## Exercise
Skip the pictures. Reproduce all other material exactly.

Data entries
-----
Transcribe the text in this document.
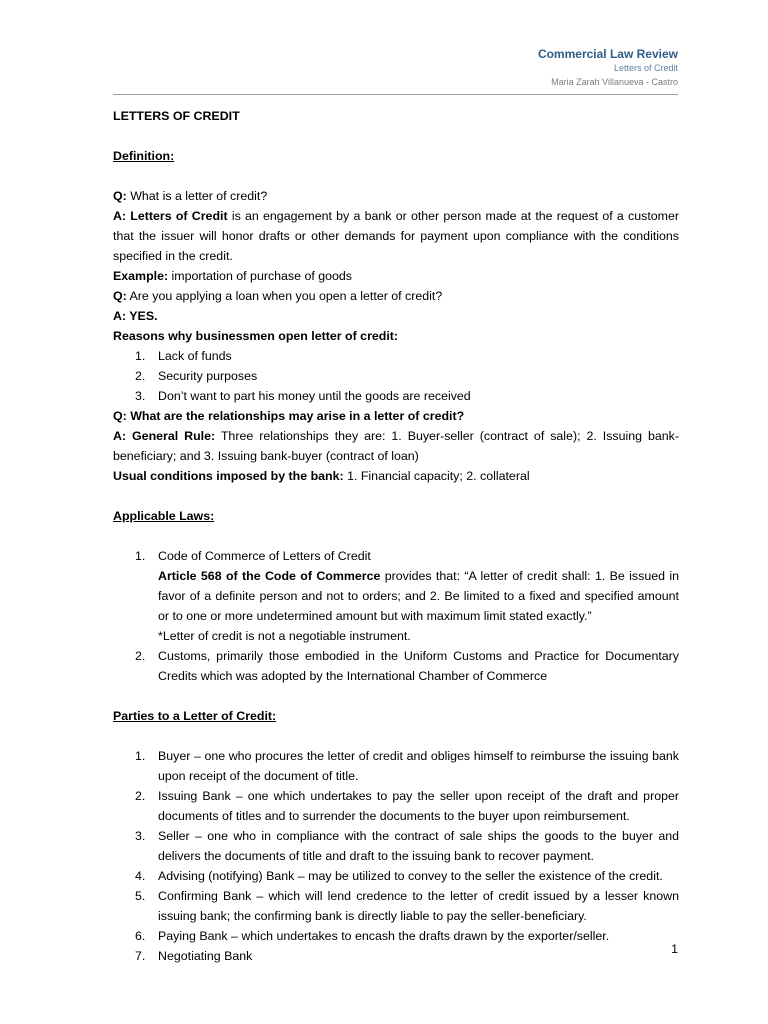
Commercial Law Review
Letters of Credit
Maria Zarah Villanueva - Castro

LETTERS OF CREDIT

Definition:

Q: What is a letter of credit?

A: Letters of Credit is an engagement by a bank or other person made at the request of a customer that the issuer will honor drafts or other demands for payment upon compliance with the conditions specified in the credit.

Example: importation of purchase of goods

Q: Are you applying a loan when you open a letter of credit?

A: YES.

Reasons why businessmen open letter of credit:

1. Lack of funds
2. Security purposes
3. Don’t want to part his money until the goods are received

Q: What are the relationships may arise in a letter of credit?

A: General Rule: Three relationships they are: 1. Buyer-seller (contract of sale); 2. Issuing bank-beneficiary; and 3. Issuing bank-buyer (contract of loan)

Usual conditions imposed by the bank: 1. Financial capacity; 2. collateral

Applicable Laws:

1. Code of Commerce of Letters of Credit

Article 568 of the Code of Commerce provides that: “A letter of credit shall: 1. Be issued in favor of a definite person and not to orders; and 2. Be limited to a fixed and specified amount or to one or more undetermined amount but with maximum limit stated exactly.”

*Letter of credit is not a negotiable instrument.

2. Customs, primarily those embodied in the Uniform Customs and Practice for Documentary Credits which was adopted by the International Chamber of Commerce

Parties to a Letter of Credit:

1. Buyer – one who procures the letter of credit and obliges himself to reimburse the issuing bank upon receipt of the document of title.
2. Issuing Bank – one which undertakes to pay the seller upon receipt of the draft and proper documents of titles and to surrender the documents to the buyer upon reimbursement.
3. Seller – one who in compliance with the contract of sale ships the goods to the buyer and delivers the documents of title and draft to the issuing bank to recover payment.
4. Advising (notifying) Bank – may be utilized to convey to the seller the existence of the credit.
5. Confirming Bank – which will lend credence to the letter of credit issued by a lesser known issuing bank; the confirming bank is directly liable to pay the seller-beneficiary.
6. Paying Bank – which undertakes to encash the drafts drawn by the exporter/seller.
7. Negotiating Bank	1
-----
## Exercise response
Transcribe the text in this document.
Commercial Law Review
Letters of Credit
Maria Zarah Villanueva - Castro

LETTERS OF CREDIT

Definition:

Q: What is a letter of credit?

A: Letters of Credit is an engagement by a bank or other person made at the request of a customer that the issuer will honor drafts or other demands for payment upon compliance with the conditions specified in the credit.

Example: importation of purchase of goods

Q: Are you applying a loan when you open a letter of credit?

A: YES.

Reasons why businessmen open letter of credit:

1. Lack of funds
2. Security purposes
3. Don’t want to part his money until the goods are received

Q: What are the relationships may arise in a letter of credit?

A: General Rule: Three relationships they are: 1. Buyer-seller (contract of sale); 2. Issuing bank-beneficiary; and 3. Issuing bank-buyer (contract of loan)

Usual conditions imposed by the bank: 1. Financial capacity; 2. collateral

Applicable Laws:

1. Code of Commerce of Letters of Credit

Article 568 of the Code of Commerce provides that: “A letter of credit shall: 1. Be issued in favor of a definite person and not to orders; and 2. Be limited to a fixed and specified amount or to one or more undetermined amount but with maximum limit stated exactly.”

*Letter of credit is not a negotiable instrument.

2. Customs, primarily those embodied in the Uniform Customs and Practice for Documentary Credits which was adopted by the International Chamber of Commerce

Parties to a Letter of Credit:

1. Buyer – one who procures the letter of credit and obliges himself to reimburse the issuing bank upon receipt of the document of title.
2. Issuing Bank – one which undertakes to pay the seller upon receipt of the draft and proper documents of titles and to surrender the documents to the buyer upon reimbursement.
3. Seller – one who in compliance with the contract of sale ships the goods to the buyer and delivers the documents of title and draft to the issuing bank to recover payment.
4. Advising (notifying) Bank – may be utilized to convey to the seller the existence of the credit.
5. Confirming Bank – which will lend credence to the letter of credit issued by a lesser known issuing bank; the confirming bank is directly liable to pay the seller-beneficiary.
6. Paying Bank – which undertakes to encash the drafts drawn by the exporter/seller.
7. Negotiating Bank	1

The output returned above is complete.